• [TASK STATEMENT] Using the listing below, extract each line that has the word "title" in it.

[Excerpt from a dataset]
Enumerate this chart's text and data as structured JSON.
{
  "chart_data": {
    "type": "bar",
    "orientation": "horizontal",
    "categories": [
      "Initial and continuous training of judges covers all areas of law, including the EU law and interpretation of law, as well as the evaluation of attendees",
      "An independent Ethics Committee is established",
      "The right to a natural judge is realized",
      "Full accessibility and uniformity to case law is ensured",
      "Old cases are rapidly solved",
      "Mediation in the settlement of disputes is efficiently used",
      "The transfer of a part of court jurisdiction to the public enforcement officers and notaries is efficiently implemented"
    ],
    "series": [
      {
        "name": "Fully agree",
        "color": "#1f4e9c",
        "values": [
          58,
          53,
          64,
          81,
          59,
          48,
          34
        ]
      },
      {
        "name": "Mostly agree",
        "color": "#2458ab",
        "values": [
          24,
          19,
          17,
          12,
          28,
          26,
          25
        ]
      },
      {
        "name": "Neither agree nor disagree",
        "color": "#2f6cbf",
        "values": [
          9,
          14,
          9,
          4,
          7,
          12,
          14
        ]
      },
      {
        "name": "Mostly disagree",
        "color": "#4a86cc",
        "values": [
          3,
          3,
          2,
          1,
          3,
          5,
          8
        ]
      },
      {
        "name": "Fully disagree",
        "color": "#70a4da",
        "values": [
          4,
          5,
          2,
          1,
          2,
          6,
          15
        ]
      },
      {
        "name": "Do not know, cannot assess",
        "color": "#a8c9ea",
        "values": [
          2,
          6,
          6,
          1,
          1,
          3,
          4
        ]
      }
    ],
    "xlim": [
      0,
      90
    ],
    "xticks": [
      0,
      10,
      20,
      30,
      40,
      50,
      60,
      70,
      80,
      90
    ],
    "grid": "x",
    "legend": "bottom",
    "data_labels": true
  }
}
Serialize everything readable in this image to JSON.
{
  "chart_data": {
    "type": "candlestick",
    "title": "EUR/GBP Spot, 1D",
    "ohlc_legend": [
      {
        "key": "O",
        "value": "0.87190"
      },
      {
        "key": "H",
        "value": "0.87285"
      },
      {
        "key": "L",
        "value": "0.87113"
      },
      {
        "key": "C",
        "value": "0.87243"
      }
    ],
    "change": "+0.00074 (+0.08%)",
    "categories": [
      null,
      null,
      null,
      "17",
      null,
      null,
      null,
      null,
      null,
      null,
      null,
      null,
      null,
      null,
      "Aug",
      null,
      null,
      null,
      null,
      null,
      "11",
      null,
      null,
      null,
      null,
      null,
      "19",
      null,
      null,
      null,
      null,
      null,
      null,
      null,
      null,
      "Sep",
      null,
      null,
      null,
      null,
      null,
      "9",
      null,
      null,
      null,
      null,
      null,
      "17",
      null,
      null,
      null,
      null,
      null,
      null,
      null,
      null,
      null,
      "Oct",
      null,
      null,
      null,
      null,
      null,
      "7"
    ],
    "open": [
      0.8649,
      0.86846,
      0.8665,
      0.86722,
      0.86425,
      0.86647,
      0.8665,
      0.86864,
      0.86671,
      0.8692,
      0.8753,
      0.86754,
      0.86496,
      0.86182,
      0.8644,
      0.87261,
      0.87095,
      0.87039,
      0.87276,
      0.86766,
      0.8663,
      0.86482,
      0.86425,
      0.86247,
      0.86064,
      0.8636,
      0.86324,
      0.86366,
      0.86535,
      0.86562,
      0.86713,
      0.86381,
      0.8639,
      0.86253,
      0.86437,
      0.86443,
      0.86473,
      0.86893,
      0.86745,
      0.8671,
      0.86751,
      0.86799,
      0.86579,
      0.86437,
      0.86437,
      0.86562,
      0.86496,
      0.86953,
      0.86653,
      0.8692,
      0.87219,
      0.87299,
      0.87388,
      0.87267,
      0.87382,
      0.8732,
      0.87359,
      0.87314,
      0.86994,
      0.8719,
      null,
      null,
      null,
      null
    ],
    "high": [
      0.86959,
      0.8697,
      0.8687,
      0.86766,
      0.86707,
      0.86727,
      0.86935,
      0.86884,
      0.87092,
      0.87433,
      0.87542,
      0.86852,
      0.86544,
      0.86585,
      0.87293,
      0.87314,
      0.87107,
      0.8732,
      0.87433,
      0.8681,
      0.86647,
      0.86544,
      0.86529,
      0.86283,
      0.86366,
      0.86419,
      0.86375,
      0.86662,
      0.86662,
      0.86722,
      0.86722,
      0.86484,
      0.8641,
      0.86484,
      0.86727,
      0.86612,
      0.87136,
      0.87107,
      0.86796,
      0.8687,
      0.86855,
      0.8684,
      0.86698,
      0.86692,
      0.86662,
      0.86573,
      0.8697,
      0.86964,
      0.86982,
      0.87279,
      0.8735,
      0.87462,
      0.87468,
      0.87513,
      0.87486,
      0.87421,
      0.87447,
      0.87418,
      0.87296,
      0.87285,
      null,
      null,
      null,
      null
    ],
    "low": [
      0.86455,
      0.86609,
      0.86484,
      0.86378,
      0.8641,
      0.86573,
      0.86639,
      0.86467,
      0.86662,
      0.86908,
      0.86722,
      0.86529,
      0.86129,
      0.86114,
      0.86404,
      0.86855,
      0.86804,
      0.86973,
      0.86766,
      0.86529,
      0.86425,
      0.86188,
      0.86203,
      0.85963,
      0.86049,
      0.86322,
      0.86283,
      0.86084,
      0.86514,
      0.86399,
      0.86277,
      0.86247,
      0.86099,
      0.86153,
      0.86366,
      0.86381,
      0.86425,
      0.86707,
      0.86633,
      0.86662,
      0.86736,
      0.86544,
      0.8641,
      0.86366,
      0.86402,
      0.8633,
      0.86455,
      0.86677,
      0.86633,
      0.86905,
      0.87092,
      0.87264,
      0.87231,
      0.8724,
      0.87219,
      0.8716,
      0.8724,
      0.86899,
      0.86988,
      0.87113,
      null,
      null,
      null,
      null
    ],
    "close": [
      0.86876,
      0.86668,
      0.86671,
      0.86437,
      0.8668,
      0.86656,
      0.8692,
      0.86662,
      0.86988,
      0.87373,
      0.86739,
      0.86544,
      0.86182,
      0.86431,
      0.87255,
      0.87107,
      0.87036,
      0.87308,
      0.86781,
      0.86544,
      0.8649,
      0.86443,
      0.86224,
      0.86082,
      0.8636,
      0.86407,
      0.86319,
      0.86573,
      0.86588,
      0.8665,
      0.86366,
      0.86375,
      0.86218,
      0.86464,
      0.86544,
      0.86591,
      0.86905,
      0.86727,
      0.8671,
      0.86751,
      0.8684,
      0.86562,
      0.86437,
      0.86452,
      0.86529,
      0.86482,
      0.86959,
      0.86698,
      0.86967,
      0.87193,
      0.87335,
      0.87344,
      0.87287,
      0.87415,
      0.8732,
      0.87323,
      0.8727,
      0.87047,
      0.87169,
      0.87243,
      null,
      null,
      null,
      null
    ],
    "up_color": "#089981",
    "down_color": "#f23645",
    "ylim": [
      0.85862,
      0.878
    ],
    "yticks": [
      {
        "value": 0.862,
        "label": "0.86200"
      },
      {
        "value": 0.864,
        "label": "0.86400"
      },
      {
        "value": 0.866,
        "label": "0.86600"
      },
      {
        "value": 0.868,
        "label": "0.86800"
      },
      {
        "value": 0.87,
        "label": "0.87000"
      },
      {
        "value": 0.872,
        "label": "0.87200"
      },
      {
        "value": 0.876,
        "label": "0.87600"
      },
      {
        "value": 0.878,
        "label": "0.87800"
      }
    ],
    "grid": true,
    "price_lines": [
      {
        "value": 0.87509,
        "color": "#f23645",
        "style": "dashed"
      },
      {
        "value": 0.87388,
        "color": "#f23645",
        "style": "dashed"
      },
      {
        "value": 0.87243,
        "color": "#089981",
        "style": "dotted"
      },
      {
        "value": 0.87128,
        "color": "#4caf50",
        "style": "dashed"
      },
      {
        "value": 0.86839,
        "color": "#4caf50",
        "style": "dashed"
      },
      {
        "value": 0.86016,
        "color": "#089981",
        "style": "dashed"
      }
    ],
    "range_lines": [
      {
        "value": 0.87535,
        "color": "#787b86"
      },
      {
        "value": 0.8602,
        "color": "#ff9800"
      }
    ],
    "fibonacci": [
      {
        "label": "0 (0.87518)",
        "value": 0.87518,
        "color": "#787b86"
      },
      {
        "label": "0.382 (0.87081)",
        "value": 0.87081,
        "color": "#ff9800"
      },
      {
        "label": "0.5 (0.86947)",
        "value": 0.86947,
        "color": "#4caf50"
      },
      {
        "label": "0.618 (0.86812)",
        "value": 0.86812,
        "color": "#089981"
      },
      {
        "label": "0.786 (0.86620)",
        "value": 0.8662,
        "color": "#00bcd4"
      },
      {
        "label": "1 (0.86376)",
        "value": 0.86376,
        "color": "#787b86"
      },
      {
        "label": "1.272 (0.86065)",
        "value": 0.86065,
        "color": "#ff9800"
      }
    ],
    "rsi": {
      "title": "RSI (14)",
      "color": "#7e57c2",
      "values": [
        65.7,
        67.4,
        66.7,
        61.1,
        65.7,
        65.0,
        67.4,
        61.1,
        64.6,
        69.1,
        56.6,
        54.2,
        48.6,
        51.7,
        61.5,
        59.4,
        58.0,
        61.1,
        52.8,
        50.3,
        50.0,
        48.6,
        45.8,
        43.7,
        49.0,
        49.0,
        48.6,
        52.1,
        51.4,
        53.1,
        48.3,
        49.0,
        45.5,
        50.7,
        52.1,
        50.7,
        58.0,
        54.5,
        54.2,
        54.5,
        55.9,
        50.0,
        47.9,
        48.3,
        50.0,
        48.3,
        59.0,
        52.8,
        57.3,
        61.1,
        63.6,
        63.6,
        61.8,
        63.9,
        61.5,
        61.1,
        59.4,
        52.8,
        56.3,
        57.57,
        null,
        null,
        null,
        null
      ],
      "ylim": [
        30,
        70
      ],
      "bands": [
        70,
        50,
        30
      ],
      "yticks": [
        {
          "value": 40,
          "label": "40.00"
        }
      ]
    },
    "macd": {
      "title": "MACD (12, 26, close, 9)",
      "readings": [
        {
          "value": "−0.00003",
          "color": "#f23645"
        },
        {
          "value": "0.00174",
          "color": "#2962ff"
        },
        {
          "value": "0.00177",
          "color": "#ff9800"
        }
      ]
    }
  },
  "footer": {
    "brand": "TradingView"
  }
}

• [EXERCISE ANSWER]
    "title": "EUR/GBP Spot, 1D",
      "title": "RSI (14)",
      "title": "MACD (12, 26, close, 9)",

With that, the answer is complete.